-- Start --

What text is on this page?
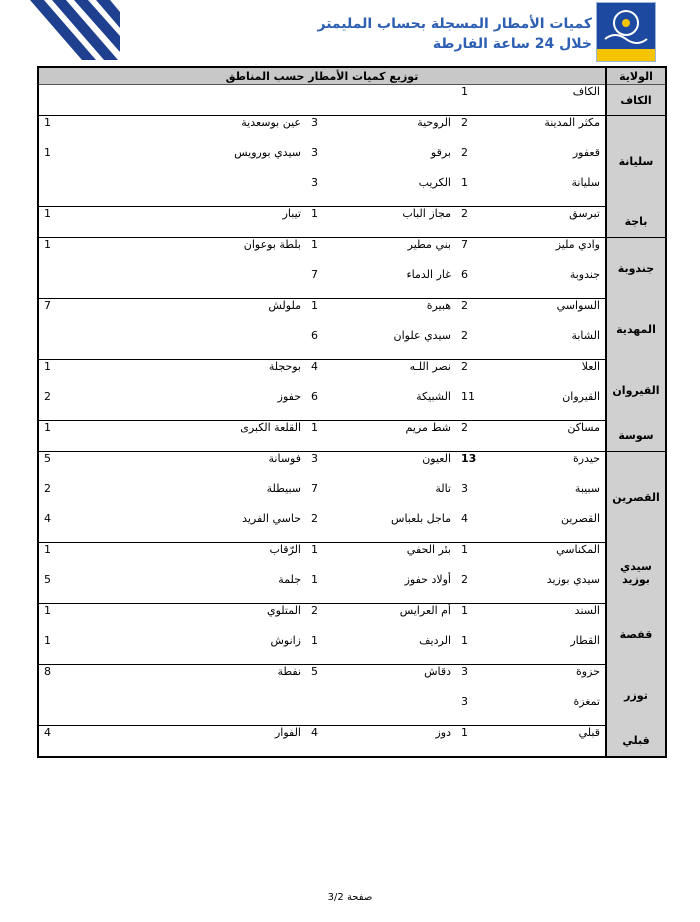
كميات الأمطار المسجلة بحساب المليمتر
خلال 24 ساعة الفارطة
الولاية	توزيع كميات الأمطار حسب المناطق					
الكاف	الكاف	1				
سليانة	مكثر المدينة	2	الروحية	3	عين بوسعدية	1
	قعفور	2	برقو	3	سيدي بورويس	1
	سليانة	1	الكريب	3		
باجة	تبرسق	2	مجاز الباب	1	تيبار	1
جندوبة	وادي مليز	7	بني مطير	1	بلطة بوعوان	1
	جندوبة	6	غار الدماء	7		
المهدية	السواسي	2	هبيرة	1	ملولش	7
	الشابة	2	سيدي علوان	6		
القيروان	العلا	2	نصر اللـه	4	بوحجلة	1
	القيروان	11	الشبيكة	6	حفوز	2
سوسة	مساكن	2	شط مريم	1	القلعة الكبرى	1
القصرين	حيدرة	13	العيون	3	فوسانة	5
	سبيبة	3	تالة	7	سبيطلة	2
	القصرين	4	ماجل بلعباس	2	حاسي الفريد	4
سيدي بوزيد	المكناسي	1	بئر الحفي	1	الرّقاب	1
	سيدي بوزيد	2	أولاد حفوز	1	جلمة	5
قفصة	السند	1	أم العرايس	2	المتلوي	1
	القطار	1	الرديف	1	زانوش	1
توزر	حزوة	3	دقاش	5	نفطة	8
	تمغزة	3				
قبلي	قبلي	1	دوز	4	الفوار	4
صفحة 3/2
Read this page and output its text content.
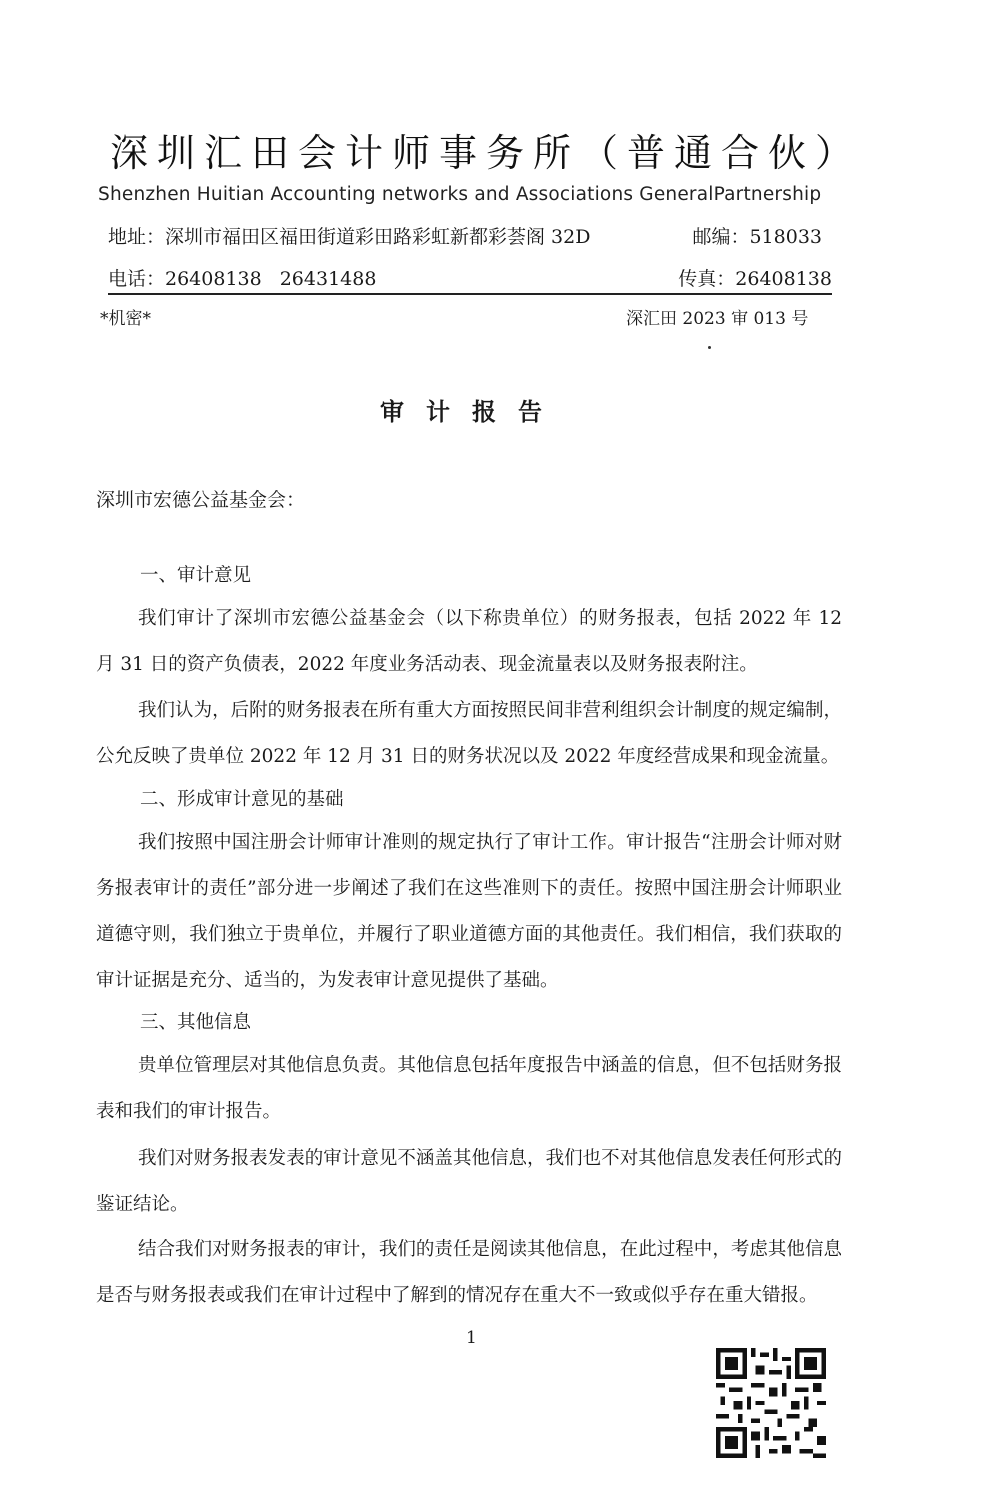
深圳汇田会计师事务所（普通合伙）
Shenzhen Huitian Accounting networks and Associations GeneralPartnership
地址：深圳市福田区福田街道彩田路彩虹新都彩荟阁 32D	邮编：518033
电话：26408138 26431488	传真：26408138
*机密*	深汇田 2023 审 013 号
审计报告
深圳市宏德公益基金会：
一、审计意见
我们审计了深圳市宏德公益基金会（以下称贵单位）的财务报表，包括 2022 年 12 月 31 日的资产负债表，2022 年度业务活动表、现金流量表以及财务报表附注。
我们认为，后附的财务报表在所有重大方面按照民间非营利组织会计制度的规定编制，公允反映了贵单位 2022 年 12 月 31 日的财务状况以及 2022 年度经营成果和现金流量。
二、形成审计意见的基础
我们按照中国注册会计师审计准则的规定执行了审计工作。审计报告“注册会计师对财务报表审计的责任”部分进一步阐述了我们在这些准则下的责任。按照中国注册会计师职业道德守则，我们独立于贵单位，并履行了职业道德方面的其他责任。我们相信，我们获取的审计证据是充分、适当的，为发表审计意见提供了基础。
三、其他信息
贵单位管理层对其他信息负责。其他信息包括年度报告中涵盖的信息，但不包括财务报表和我们的审计报告。
我们对财务报表发表的审计意见不涵盖其他信息，我们也不对其他信息发表任何形式的鉴证结论。
结合我们对财务报表的审计，我们的责任是阅读其他信息，在此过程中，考虑其他信息是否与财务报表或我们在审计过程中了解到的情况存在重大不一致或似乎存在重大错报。
1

-- End --

**Task requirements**
Show all lines above holding "بوزيد".

**Solution below**
سيدي بوزيد	المكناسي	1	بئر الحفي	1	الرّقاب	1
	سيدي بوزيد	2	أولاد حفوز	1	جلمة	5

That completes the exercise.